WHAT IS EXPECTED:
Track down each line that has the word "Temperature" and copy it.

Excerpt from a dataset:
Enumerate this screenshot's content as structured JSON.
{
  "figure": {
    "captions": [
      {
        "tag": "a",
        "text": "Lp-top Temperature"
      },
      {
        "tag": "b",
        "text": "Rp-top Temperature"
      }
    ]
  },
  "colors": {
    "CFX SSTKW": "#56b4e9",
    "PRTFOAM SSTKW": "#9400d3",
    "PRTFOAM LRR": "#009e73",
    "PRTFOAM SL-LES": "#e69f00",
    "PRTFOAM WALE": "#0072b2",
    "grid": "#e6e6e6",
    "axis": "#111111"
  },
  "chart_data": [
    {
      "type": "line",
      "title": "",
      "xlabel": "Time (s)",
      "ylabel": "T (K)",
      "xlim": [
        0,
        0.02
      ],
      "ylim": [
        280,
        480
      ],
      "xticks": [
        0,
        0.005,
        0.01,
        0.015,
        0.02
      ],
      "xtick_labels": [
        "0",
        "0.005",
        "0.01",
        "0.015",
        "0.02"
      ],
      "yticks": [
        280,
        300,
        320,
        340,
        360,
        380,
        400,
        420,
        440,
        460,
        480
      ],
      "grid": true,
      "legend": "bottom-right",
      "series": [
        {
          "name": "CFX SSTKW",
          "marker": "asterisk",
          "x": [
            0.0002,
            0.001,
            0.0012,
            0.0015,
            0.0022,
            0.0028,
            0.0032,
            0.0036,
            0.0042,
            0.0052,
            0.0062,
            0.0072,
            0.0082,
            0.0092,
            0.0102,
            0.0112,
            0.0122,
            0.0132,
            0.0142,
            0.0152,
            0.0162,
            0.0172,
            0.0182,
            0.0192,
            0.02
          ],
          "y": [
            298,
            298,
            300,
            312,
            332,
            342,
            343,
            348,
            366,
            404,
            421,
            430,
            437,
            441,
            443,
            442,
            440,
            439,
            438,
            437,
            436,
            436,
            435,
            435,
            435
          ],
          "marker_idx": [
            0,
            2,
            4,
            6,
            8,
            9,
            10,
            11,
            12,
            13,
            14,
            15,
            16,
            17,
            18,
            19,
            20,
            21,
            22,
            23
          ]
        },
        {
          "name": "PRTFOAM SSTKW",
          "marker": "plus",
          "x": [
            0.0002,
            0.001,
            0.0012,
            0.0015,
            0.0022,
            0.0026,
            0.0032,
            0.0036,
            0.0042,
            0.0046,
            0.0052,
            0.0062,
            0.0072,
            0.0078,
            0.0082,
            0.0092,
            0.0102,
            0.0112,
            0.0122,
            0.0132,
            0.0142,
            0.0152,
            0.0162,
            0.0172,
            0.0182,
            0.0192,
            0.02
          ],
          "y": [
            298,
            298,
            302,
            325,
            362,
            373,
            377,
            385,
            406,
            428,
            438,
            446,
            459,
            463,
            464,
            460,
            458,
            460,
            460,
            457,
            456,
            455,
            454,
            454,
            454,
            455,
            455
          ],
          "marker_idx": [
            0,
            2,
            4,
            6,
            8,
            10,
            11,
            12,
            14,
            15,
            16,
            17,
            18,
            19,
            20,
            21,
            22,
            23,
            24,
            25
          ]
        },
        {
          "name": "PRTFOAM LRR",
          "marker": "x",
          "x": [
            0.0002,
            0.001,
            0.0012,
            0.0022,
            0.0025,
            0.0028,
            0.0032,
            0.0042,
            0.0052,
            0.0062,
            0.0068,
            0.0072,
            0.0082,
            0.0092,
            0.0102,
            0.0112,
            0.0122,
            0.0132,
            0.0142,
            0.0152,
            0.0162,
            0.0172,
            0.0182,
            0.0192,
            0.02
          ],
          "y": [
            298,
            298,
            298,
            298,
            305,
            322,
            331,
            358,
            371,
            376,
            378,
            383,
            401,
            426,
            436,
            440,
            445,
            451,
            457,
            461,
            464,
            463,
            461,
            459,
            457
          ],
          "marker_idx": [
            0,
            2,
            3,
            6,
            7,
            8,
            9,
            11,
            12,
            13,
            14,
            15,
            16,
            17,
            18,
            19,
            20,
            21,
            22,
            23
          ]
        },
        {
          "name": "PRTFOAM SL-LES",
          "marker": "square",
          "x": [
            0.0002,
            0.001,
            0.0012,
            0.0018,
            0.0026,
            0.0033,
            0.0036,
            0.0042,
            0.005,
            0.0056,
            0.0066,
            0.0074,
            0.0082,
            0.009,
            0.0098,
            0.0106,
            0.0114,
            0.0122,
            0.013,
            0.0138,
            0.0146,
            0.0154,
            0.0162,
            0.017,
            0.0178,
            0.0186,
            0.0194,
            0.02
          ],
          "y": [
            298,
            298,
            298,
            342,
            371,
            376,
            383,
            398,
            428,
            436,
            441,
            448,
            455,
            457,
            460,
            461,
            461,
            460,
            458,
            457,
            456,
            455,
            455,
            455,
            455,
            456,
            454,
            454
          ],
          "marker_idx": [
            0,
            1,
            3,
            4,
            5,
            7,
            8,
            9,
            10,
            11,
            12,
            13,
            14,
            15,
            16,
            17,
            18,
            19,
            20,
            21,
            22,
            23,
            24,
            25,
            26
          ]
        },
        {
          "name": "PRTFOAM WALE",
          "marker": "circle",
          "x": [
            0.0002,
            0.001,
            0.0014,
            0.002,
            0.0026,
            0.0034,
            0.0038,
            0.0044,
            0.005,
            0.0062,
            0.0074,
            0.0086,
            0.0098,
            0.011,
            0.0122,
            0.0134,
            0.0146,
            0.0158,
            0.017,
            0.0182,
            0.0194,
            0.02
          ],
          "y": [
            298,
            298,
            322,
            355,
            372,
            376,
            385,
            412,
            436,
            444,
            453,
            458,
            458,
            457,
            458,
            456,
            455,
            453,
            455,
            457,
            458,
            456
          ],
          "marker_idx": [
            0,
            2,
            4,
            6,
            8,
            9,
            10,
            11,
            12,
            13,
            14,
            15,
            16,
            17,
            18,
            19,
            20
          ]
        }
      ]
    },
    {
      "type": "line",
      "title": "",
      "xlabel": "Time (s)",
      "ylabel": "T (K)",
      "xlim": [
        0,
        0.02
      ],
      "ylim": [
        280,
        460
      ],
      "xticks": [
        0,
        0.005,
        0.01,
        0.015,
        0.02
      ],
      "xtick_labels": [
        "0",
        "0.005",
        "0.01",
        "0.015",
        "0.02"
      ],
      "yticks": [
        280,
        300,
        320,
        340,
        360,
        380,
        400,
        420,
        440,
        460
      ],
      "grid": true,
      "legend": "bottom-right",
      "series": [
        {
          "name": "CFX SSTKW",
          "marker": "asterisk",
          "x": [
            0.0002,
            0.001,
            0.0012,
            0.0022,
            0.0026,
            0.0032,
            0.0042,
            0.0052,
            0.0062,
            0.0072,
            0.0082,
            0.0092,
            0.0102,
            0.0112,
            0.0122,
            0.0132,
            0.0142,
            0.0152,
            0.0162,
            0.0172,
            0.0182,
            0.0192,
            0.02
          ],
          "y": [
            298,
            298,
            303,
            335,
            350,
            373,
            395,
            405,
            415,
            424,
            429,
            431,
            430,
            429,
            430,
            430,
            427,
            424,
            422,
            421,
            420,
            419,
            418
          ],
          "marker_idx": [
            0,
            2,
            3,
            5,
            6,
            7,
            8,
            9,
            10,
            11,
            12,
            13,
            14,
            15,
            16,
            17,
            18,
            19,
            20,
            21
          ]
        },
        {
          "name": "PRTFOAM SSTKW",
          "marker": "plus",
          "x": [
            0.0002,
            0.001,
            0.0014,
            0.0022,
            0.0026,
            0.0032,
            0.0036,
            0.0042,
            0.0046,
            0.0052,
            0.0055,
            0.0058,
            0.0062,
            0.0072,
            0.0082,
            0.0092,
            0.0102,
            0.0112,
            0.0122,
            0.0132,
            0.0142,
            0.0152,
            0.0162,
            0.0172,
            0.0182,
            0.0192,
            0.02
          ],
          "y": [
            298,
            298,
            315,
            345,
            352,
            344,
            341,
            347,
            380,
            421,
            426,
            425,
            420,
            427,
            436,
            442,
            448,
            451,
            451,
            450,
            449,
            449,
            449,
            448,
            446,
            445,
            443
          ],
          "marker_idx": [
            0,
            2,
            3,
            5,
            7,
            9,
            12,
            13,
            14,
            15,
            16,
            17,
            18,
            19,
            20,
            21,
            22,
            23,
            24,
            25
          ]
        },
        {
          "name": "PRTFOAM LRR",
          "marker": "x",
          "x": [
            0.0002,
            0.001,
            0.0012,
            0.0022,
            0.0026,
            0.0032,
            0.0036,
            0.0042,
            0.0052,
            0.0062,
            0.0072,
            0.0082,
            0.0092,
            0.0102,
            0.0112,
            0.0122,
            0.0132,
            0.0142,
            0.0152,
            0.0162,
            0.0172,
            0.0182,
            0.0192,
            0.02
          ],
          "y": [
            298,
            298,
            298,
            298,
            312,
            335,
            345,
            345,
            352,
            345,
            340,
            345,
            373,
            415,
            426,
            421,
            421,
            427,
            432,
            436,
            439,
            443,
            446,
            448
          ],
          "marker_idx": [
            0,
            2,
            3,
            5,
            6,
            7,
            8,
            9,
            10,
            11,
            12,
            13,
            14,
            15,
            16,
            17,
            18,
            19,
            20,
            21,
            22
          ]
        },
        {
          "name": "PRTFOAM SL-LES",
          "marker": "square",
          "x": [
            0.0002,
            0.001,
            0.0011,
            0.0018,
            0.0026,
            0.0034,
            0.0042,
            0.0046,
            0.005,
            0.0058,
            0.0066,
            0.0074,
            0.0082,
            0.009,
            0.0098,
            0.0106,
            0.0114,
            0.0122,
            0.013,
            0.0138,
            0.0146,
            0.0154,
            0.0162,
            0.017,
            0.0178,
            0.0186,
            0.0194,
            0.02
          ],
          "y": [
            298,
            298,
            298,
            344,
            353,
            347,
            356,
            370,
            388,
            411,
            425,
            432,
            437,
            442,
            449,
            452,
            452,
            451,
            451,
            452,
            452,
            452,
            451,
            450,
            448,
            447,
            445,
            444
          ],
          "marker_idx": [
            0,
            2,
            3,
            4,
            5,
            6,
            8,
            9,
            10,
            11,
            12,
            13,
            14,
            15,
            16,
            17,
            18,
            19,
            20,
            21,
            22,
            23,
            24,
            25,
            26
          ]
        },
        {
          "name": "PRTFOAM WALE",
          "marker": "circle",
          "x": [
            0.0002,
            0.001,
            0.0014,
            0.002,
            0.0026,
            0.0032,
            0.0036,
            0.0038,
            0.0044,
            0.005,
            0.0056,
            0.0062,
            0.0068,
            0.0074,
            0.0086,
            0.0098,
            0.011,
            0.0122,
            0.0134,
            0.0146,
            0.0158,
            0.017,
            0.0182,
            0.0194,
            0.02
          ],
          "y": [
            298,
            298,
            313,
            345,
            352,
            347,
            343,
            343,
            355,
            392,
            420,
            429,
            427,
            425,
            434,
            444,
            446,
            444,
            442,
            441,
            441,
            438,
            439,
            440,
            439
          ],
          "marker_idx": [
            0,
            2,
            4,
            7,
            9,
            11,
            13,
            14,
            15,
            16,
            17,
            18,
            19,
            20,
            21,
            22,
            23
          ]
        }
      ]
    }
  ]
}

RESPONSE TO THE TASK:
        "text": "Lp-top Temperature"
        "text": "Rp-top Temperature"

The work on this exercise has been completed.